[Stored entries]
>>>>

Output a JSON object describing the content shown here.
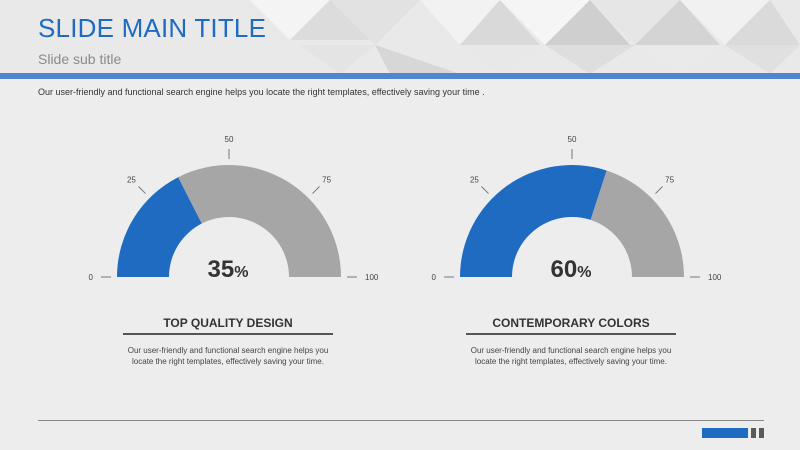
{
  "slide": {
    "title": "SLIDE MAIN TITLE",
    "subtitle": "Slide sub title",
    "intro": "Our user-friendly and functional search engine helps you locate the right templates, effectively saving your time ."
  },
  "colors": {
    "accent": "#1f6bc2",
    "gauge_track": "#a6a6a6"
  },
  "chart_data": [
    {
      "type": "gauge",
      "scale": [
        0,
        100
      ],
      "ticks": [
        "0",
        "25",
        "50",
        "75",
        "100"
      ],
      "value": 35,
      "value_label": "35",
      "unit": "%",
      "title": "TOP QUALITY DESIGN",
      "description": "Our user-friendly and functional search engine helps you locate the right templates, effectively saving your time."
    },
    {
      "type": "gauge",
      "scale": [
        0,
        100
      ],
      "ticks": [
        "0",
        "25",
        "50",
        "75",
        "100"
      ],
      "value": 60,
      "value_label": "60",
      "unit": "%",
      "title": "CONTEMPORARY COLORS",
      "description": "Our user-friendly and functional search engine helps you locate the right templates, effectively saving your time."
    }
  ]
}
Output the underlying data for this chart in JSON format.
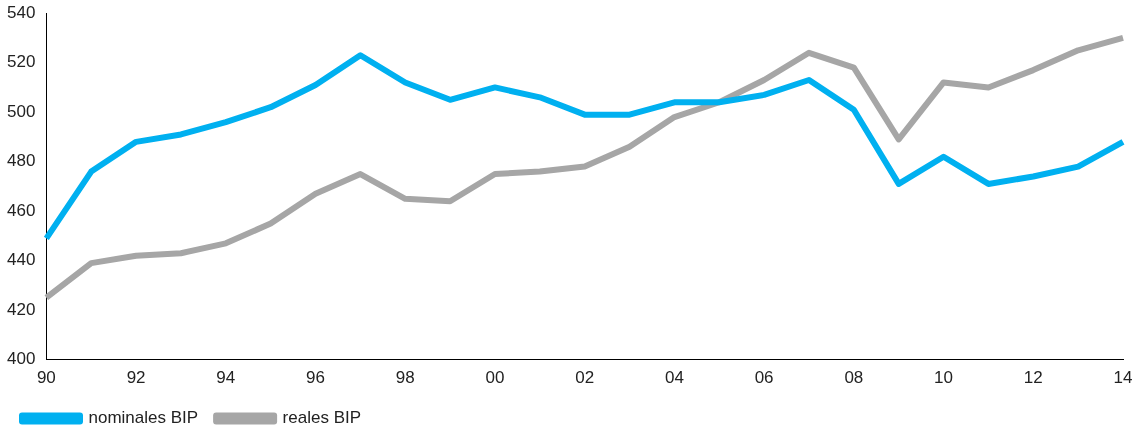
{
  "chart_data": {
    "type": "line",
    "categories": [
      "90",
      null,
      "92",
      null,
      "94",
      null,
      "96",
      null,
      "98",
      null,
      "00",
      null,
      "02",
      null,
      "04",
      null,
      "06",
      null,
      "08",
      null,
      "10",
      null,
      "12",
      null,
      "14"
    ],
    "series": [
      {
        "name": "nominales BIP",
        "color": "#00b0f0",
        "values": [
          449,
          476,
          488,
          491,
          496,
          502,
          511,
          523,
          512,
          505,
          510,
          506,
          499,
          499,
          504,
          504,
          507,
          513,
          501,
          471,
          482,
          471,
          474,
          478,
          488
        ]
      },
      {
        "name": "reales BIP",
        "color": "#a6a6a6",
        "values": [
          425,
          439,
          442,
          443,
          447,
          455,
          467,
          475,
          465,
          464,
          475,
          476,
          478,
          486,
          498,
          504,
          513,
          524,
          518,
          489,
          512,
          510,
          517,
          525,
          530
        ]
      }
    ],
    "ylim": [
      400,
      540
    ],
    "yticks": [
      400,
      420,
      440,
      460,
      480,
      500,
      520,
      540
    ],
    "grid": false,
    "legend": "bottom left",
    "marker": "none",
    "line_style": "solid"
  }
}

<<<<
>>>>

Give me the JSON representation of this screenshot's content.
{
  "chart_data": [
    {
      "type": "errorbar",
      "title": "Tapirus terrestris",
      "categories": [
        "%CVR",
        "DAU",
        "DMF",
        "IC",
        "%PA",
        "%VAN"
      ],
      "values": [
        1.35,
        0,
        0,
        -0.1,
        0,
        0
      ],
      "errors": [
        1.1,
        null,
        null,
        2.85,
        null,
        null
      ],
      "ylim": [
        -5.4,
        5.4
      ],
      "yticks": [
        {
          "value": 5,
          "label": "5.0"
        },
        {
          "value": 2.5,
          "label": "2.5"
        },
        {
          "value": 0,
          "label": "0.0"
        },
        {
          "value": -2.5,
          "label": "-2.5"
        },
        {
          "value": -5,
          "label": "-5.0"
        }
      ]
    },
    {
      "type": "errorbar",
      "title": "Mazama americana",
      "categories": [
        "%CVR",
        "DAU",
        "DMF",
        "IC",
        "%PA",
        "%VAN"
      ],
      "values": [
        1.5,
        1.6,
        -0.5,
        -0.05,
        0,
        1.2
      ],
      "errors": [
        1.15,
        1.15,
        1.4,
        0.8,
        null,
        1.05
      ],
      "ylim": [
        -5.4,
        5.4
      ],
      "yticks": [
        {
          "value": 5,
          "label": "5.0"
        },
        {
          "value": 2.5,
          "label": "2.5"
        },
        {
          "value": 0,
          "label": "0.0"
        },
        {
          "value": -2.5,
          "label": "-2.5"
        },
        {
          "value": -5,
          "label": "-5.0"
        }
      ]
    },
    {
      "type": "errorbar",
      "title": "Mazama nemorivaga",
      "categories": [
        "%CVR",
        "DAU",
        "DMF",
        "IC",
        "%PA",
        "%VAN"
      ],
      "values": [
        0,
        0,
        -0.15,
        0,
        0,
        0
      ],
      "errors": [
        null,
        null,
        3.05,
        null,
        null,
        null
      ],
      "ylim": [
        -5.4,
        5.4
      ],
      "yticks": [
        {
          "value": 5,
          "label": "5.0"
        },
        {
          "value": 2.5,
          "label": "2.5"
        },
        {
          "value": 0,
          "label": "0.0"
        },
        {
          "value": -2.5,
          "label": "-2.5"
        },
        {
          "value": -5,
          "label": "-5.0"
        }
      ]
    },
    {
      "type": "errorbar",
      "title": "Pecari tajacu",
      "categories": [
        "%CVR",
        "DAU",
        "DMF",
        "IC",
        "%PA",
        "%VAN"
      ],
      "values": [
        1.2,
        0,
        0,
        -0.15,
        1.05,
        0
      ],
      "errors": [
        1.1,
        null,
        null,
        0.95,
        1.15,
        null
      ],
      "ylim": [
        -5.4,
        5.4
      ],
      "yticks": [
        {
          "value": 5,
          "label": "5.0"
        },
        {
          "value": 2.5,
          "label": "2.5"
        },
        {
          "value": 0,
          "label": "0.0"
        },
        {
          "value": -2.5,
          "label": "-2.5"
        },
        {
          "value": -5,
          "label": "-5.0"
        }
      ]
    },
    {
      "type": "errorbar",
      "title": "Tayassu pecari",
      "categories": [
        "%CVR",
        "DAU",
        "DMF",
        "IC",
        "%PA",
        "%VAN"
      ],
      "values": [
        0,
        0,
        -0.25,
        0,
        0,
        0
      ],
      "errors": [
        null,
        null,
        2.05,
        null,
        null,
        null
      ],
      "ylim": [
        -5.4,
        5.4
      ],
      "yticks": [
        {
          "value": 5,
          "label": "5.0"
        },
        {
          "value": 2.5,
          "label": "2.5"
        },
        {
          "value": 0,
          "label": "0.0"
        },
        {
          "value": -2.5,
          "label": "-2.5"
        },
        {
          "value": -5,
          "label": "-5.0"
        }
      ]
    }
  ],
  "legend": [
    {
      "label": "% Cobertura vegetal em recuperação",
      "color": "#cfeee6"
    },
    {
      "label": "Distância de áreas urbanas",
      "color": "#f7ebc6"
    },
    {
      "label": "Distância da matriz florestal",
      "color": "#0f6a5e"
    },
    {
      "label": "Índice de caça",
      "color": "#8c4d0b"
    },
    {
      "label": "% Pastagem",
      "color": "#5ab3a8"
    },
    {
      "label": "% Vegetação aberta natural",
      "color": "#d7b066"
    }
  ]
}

<<<<

### [Problem to solve]
Count the lines above in which the word "JSON" appears, then state only that count.

### [Task solution]
3